■ PROMPT ■
Your task is to locate every line holding the string "this" and to copy each of them.
"""
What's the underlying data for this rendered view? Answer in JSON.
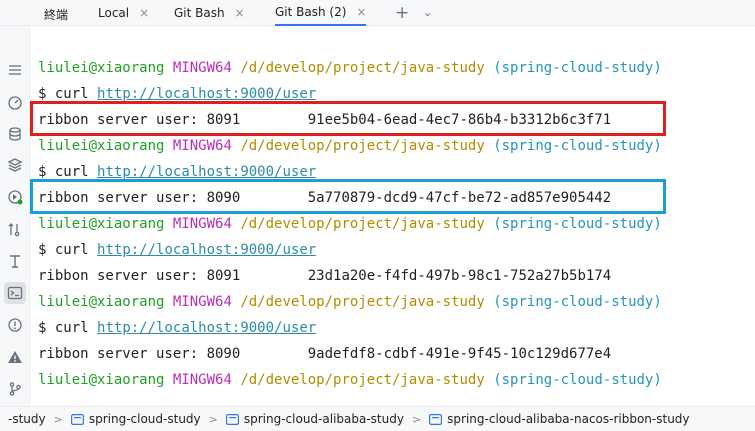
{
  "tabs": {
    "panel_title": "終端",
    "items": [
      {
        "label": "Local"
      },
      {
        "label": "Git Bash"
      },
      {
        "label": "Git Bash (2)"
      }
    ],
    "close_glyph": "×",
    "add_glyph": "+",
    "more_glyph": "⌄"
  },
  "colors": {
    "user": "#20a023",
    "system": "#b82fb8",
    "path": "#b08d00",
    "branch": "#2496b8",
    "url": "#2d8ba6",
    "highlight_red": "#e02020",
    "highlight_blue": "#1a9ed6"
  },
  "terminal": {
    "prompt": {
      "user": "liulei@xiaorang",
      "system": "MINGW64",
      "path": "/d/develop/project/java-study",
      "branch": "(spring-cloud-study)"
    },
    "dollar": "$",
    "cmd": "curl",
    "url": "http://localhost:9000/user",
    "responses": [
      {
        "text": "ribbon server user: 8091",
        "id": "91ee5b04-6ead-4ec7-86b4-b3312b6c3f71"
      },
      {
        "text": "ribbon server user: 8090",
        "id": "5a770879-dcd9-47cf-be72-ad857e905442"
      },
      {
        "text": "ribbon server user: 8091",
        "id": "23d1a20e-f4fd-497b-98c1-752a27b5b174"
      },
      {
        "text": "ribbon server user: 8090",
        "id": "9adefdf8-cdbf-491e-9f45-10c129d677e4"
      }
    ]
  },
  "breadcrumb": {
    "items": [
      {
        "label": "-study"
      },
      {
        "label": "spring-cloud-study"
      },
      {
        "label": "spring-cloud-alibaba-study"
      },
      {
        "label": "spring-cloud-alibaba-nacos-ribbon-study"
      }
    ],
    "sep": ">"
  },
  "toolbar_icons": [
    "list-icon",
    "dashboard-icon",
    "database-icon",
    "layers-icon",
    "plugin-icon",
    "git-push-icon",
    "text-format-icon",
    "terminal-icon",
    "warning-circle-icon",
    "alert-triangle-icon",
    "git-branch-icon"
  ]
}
"""
"""
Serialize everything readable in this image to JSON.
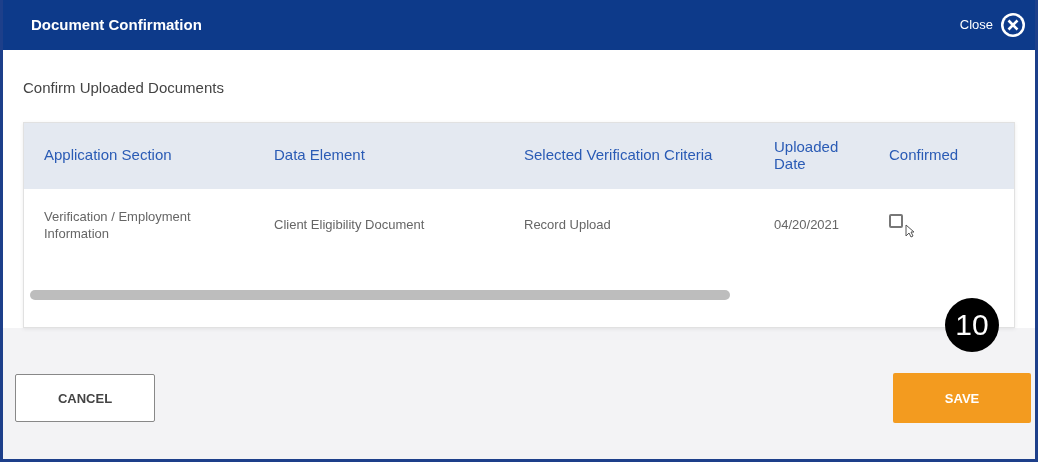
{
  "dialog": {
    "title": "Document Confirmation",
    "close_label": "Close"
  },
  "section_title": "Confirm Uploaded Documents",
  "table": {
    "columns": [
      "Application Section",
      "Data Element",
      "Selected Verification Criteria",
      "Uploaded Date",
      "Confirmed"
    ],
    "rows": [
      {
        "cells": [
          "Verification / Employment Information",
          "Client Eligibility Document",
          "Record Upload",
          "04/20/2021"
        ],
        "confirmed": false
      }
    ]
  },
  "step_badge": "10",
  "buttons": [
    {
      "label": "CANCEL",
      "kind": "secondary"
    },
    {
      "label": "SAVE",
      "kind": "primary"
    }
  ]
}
"""
■ EXPECTED ANSWER ■
What's the underlying data for this rendered view? Answer in JSON.
Serialize everything readable in this image to JSON.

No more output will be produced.